• _Task details_:
Please write the listing below out again exactly, leaving every picture behind.

Recorded data

** Begin **

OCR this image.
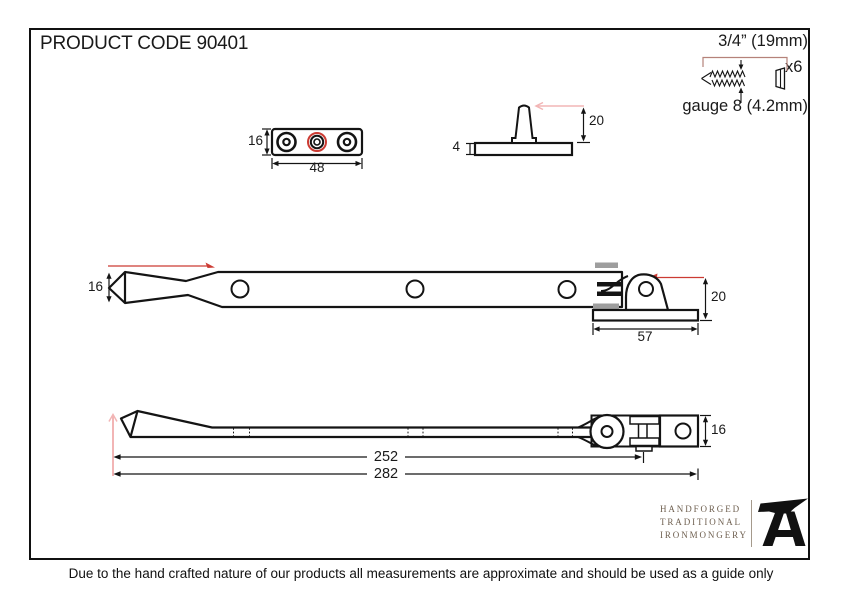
PRODUCT CODE 90401	3/4” (19mm)
x6
gauge 8 (4.2mm)
16
48
4
20
16
20
57
16
252
282
HANDFORGED
TRADITIONAL
IRONMONGERY
Due to the hand crafted nature of our products all measurements are approximate and should be used as a guide only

** End **

• _Result of the task_:
OCR this image.
PRODUCT CODE 90401	3/4” (19mm)
x6
gauge 8 (4.2mm)
16
48
4
20
16
20
57
16
252
282
HANDFORGED
TRADITIONAL
IRONMONGERY
Due to the hand crafted nature of our products all measurements are approximate and should be used as a guide only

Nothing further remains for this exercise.